• _What this task involves_:
In the listing below, count the lines with "Medicine" and report only the figure.

────────────────────────────────────────

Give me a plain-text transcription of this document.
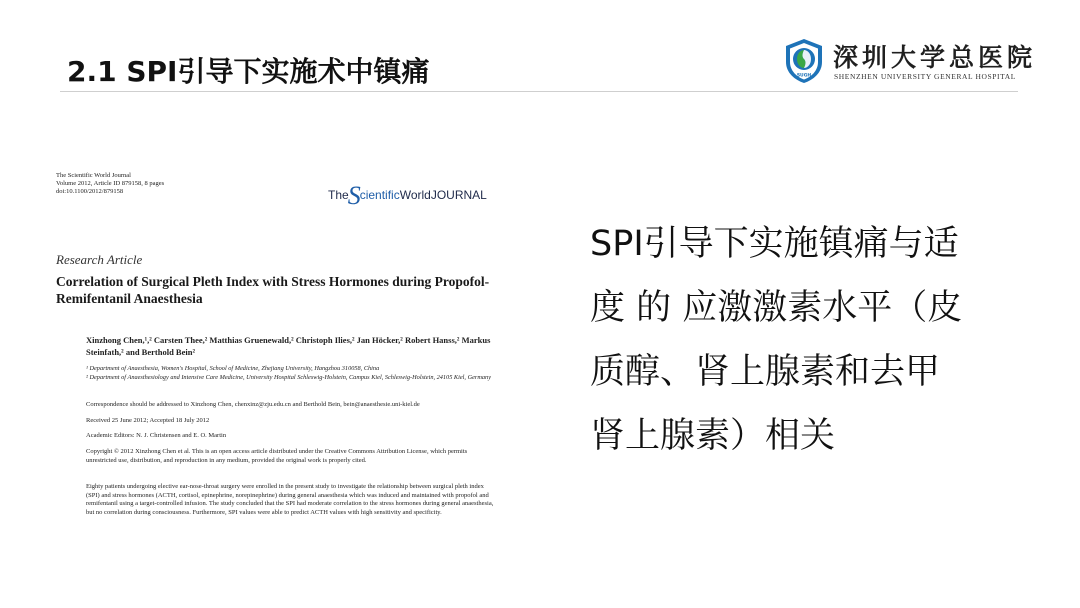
2.1 SPI引导下实施术中镇痛	SUGH
深圳大学总医院
SHENZHEN UNIVERSITY GENERAL HOSPITAL
The Scientific World Journal
Volume 2012, Article ID 879158, 8 pages
doi:10.1100/2012/879158	TheScientificWorldJOURNAL
Research Article
Correlation of Surgical Pleth Index with Stress Hormones during Propofol-Remifentanil Anaesthesia
Xinzhong Chen,¹,² Carsten Thee,² Matthias Gruenewald,² Christoph Ilies,² Jan Höcker,² Robert Hanss,² Markus Steinfath,² and Berthold Bein²
¹ Department of Anaesthesia, Women's Hospital, School of Medicine, Zhejiang University, Hangzhou 310058, China
² Department of Anaesthesiology and Intensive Care Medicine, University Hospital Schleswig-Holstein, Campus Kiel, Schleswig-Holstein, 24105 Kiel, Germany
Correspondence should be addressed to Xinzhong Chen, chenxinz@zju.edu.cn and Berthold Bein, bein@anaesthesie.uni-kiel.de
Received 25 June 2012; Accepted 18 July 2012
Academic Editors: N. J. Christensen and E. O. Martin
Copyright © 2012 Xinzhong Chen et al. This is an open access article distributed under the Creative Commons Attribution License, which permits unrestricted use, distribution, and reproduction in any medium, provided the original work is properly cited.
Eighty patients undergoing elective ear-nose-throat surgery were enrolled in the present study to investigate the relationship between surgical pleth index (SPI) and stress hormones (ACTH, cortisol, epinephrine, norepinephrine) during general anaesthesia which was induced and maintained with propofol and remifentanil using a target-controlled infusion. The study concluded that the SPI had moderate correlation to the stress hormones during general anaesthesia, but no correlation during consciousness. Furthermore, SPI values were able to predict ACTH values with high sensitivity and specificity.
SPI引导下实施镇痛与适
度 的 应激激素水平（皮
质醇、肾上腺素和去甲
肾上腺素）相关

────────────────────────────────────────

• _Exercise output_:
2